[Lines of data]
##########

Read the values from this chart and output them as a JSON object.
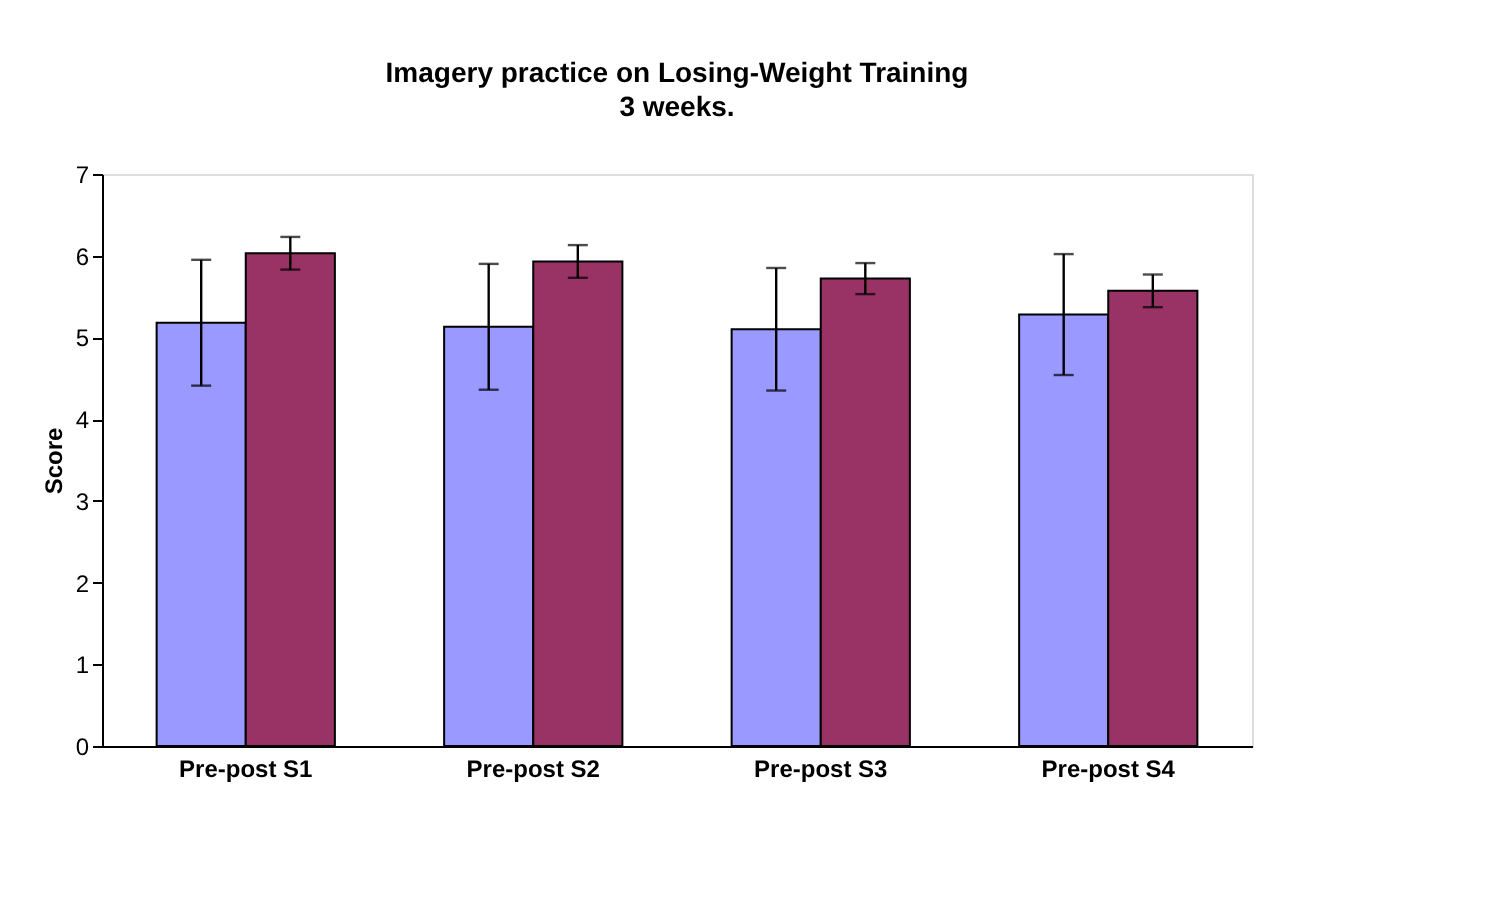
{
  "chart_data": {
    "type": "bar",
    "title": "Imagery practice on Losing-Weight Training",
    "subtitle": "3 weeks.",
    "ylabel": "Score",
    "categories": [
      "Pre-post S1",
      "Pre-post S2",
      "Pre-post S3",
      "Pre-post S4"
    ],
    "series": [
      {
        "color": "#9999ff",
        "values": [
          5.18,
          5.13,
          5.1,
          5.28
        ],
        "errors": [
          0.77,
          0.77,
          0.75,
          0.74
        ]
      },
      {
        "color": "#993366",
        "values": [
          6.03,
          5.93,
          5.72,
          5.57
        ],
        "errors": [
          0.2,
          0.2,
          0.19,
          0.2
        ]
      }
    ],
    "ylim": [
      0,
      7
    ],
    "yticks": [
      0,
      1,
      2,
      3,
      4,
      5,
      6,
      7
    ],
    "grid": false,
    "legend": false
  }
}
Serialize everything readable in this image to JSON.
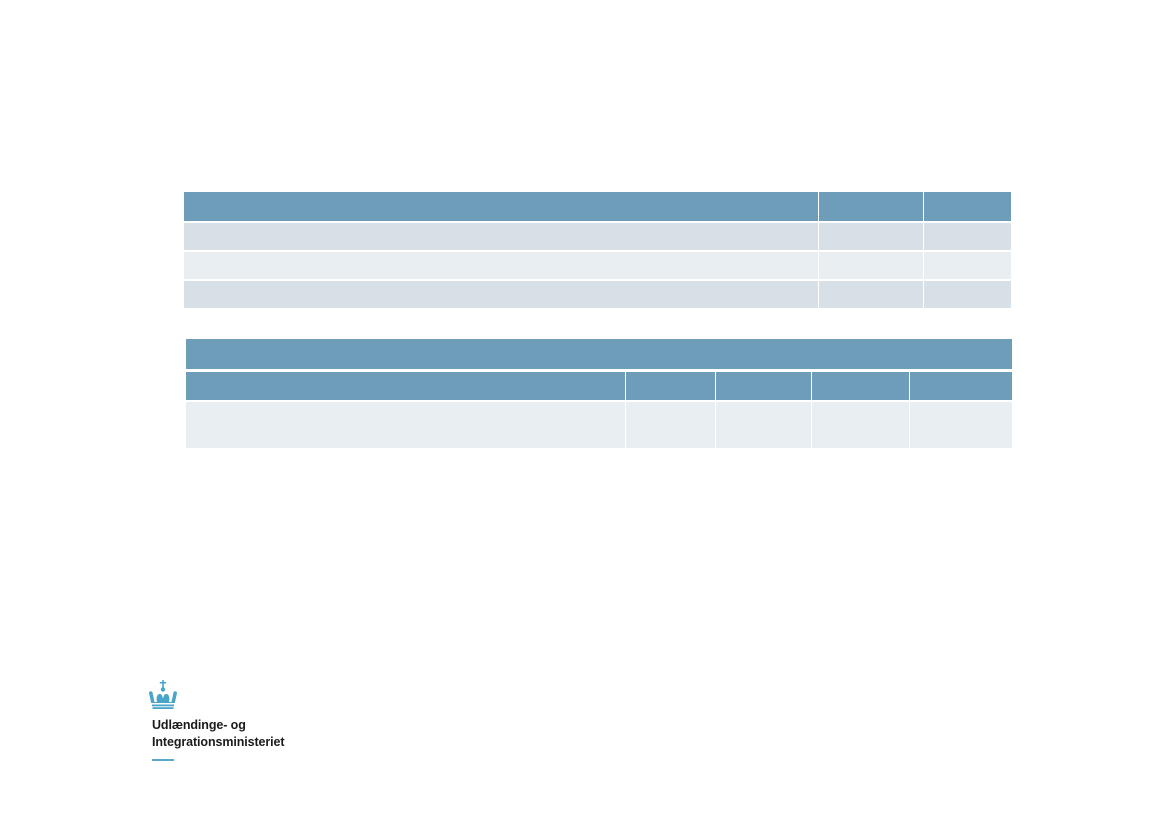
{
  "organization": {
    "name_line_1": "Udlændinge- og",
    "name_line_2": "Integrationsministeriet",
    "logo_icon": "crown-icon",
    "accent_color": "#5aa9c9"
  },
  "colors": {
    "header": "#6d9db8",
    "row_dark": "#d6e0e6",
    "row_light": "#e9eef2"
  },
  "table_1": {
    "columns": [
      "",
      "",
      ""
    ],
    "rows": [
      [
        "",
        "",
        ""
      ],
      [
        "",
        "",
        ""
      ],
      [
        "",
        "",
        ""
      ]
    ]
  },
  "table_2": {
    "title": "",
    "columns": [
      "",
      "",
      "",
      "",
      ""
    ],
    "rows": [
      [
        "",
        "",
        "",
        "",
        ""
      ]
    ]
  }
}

##########

_PROBLEM STATEMENT_: Word for word, quote the full listing, omitting every picture.

_EXERCISE RESPONSE_:
Read the values from this chart and output them as a JSON object.
{
  "chart_data": {
    "type": "bar",
    "title": "Imagery practice on Losing-Weight Training",
    "subtitle": "3 weeks.",
    "ylabel": "Score",
    "categories": [
      "Pre-post S1",
      "Pre-post S2",
      "Pre-post S3",
      "Pre-post S4"
    ],
    "series": [
      {
        "color": "#9999ff",
        "values": [
          5.18,
          5.13,
          5.1,
          5.28
        ],
        "errors": [
          0.77,
          0.77,
          0.75,
          0.74
        ]
      },
      {
        "color": "#993366",
        "values": [
          6.03,
          5.93,
          5.72,
          5.57
        ],
        "errors": [
          0.2,
          0.2,
          0.19,
          0.2
        ]
      }
    ],
    "ylim": [
      0,
      7
    ],
    "yticks": [
      0,
      1,
      2,
      3,
      4,
      5,
      6,
      7
    ],
    "grid": false,
    "legend": false
  }
}
Serialize everything readable in this image to JSON.
{
  "organization": {
    "name_line_1": "Udlændinge- og",
    "name_line_2": "Integrationsministeriet",
    "logo_icon": "crown-icon",
    "accent_color": "#5aa9c9"
  },
  "colors": {
    "header": "#6d9db8",
    "row_dark": "#d6e0e6",
    "row_light": "#e9eef2"
  },
  "table_1": {
    "columns": [
      "",
      "",
      ""
    ],
    "rows": [
      [
        "",
        "",
        ""
      ],
      [
        "",
        "",
        ""
      ],
      [
        "",
        "",
        ""
      ]
    ]
  },
  "table_2": {
    "title": "",
    "columns": [
      "",
      "",
      "",
      "",
      ""
    ],
    "rows": [
      [
        "",
        "",
        "",
        "",
        ""
      ]
    ]
  }
}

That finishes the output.